> Task goal
Every entry must be echoed exactly.

> Provided data
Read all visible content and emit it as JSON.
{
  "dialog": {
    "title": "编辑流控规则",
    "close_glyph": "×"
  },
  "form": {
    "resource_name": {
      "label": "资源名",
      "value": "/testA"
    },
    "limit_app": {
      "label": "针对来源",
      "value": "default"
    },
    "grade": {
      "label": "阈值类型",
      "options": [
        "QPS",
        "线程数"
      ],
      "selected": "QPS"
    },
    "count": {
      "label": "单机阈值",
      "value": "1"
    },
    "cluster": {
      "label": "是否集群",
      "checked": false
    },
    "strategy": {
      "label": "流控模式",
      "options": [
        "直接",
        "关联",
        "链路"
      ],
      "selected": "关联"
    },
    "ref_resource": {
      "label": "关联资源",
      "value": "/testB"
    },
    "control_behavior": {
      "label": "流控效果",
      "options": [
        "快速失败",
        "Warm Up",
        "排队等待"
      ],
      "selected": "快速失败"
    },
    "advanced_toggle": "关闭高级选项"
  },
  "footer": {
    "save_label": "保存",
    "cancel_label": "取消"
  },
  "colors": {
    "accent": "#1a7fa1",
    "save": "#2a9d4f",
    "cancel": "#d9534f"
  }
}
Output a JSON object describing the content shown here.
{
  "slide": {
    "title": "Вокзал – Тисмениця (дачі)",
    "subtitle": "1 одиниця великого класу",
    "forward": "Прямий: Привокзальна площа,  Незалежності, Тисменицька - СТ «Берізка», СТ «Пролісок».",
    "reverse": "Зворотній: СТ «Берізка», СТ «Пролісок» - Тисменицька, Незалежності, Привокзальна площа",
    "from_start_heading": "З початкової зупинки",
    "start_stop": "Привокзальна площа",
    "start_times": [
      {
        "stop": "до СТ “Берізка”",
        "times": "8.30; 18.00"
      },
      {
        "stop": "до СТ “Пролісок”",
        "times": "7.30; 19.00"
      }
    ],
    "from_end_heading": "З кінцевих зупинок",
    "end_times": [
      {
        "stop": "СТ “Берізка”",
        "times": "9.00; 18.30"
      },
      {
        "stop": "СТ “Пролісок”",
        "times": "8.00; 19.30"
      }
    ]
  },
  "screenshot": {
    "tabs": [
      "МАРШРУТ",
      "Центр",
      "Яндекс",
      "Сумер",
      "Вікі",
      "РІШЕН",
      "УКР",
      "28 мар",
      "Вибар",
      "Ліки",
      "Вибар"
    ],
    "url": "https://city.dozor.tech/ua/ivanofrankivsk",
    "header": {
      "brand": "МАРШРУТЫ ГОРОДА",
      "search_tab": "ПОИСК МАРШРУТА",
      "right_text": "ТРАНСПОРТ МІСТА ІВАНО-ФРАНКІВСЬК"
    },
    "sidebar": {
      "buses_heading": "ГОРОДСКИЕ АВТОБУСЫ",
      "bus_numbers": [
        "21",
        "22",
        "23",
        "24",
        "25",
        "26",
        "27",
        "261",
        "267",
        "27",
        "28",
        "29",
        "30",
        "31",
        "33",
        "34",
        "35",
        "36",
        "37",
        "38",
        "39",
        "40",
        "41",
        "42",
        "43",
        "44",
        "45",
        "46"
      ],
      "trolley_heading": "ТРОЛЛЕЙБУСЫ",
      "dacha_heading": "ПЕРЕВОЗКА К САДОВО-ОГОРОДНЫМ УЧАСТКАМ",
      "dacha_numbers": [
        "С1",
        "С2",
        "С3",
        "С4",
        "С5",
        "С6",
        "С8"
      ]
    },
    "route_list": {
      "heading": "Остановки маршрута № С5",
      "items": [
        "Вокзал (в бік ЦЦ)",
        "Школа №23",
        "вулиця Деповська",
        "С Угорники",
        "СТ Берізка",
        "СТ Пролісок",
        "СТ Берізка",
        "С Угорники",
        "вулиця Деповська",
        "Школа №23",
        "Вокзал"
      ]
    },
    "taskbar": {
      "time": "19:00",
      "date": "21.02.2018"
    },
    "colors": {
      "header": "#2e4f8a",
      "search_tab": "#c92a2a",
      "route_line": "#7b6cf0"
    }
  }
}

> Reply to the task
Read all visible content and emit it as JSON.
{
  "dialog": {
    "title": "编辑流控规则",
    "close_glyph": "×"
  },
  "form": {
    "resource_name": {
      "label": "资源名",
      "value": "/testA"
    },
    "limit_app": {
      "label": "针对来源",
      "value": "default"
    },
    "grade": {
      "label": "阈值类型",
      "options": [
        "QPS",
        "线程数"
      ],
      "selected": "QPS"
    },
    "count": {
      "label": "单机阈值",
      "value": "1"
    },
    "cluster": {
      "label": "是否集群",
      "checked": false
    },
    "strategy": {
      "label": "流控模式",
      "options": [
        "直接",
        "关联",
        "链路"
      ],
      "selected": "关联"
    },
    "ref_resource": {
      "label": "关联资源",
      "value": "/testB"
    },
    "control_behavior": {
      "label": "流控效果",
      "options": [
        "快速失败",
        "Warm Up",
        "排队等待"
      ],
      "selected": "快速失败"
    },
    "advanced_toggle": "关闭高级选项"
  },
  "footer": {
    "save_label": "保存",
    "cancel_label": "取消"
  },
  "colors": {
    "accent": "#1a7fa1",
    "save": "#2a9d4f",
    "cancel": "#d9534f"
  }
}
Output a JSON object describing the content shown here.
{
  "slide": {
    "title": "Вокзал – Тисмениця (дачі)",
    "subtitle": "1 одиниця великого класу",
    "forward": "Прямий: Привокзальна площа,  Незалежності, Тисменицька - СТ «Берізка», СТ «Пролісок».",
    "reverse": "Зворотній: СТ «Берізка», СТ «Пролісок» - Тисменицька, Незалежності, Привокзальна площа",
    "from_start_heading": "З початкової зупинки",
    "start_stop": "Привокзальна площа",
    "start_times": [
      {
        "stop": "до СТ “Берізка”",
        "times": "8.30; 18.00"
      },
      {
        "stop": "до СТ “Пролісок”",
        "times": "7.30; 19.00"
      }
    ],
    "from_end_heading": "З кінцевих зупинок",
    "end_times": [
      {
        "stop": "СТ “Берізка”",
        "times": "9.00; 18.30"
      },
      {
        "stop": "СТ “Пролісок”",
        "times": "8.00; 19.30"
      }
    ]
  },
  "screenshot": {
    "tabs": [
      "МАРШРУТ",
      "Центр",
      "Яндекс",
      "Сумер",
      "Вікі",
      "РІШЕН",
      "УКР",
      "28 мар",
      "Вибар",
      "Ліки",
      "Вибар"
    ],
    "url": "https://city.dozor.tech/ua/ivanofrankivsk",
    "header": {
      "brand": "МАРШРУТЫ ГОРОДА",
      "search_tab": "ПОИСК МАРШРУТА",
      "right_text": "ТРАНСПОРТ МІСТА ІВАНО-ФРАНКІВСЬК"
    },
    "sidebar": {
      "buses_heading": "ГОРОДСКИЕ АВТОБУСЫ",
      "bus_numbers": [
        "21",
        "22",
        "23",
        "24",
        "25",
        "26",
        "27",
        "261",
        "267",
        "27",
        "28",
        "29",
        "30",
        "31",
        "33",
        "34",
        "35",
        "36",
        "37",
        "38",
        "39",
        "40",
        "41",
        "42",
        "43",
        "44",
        "45",
        "46"
      ],
      "trolley_heading": "ТРОЛЛЕЙБУСЫ",
      "dacha_heading": "ПЕРЕВОЗКА К САДОВО-ОГОРОДНЫМ УЧАСТКАМ",
      "dacha_numbers": [
        "С1",
        "С2",
        "С3",
        "С4",
        "С5",
        "С6",
        "С8"
      ]
    },
    "route_list": {
      "heading": "Остановки маршрута № С5",
      "items": [
        "Вокзал (в бік ЦЦ)",
        "Школа №23",
        "вулиця Деповська",
        "С Угорники",
        "СТ Берізка",
        "СТ Пролісок",
        "СТ Берізка",
        "С Угорники",
        "вулиця Деповська",
        "Школа №23",
        "Вокзал"
      ]
    },
    "taskbar": {
      "time": "19:00",
      "date": "21.02.2018"
    },
    "colors": {
      "header": "#2e4f8a",
      "search_tab": "#c92a2a",
      "route_line": "#7b6cf0"
    }
  }
}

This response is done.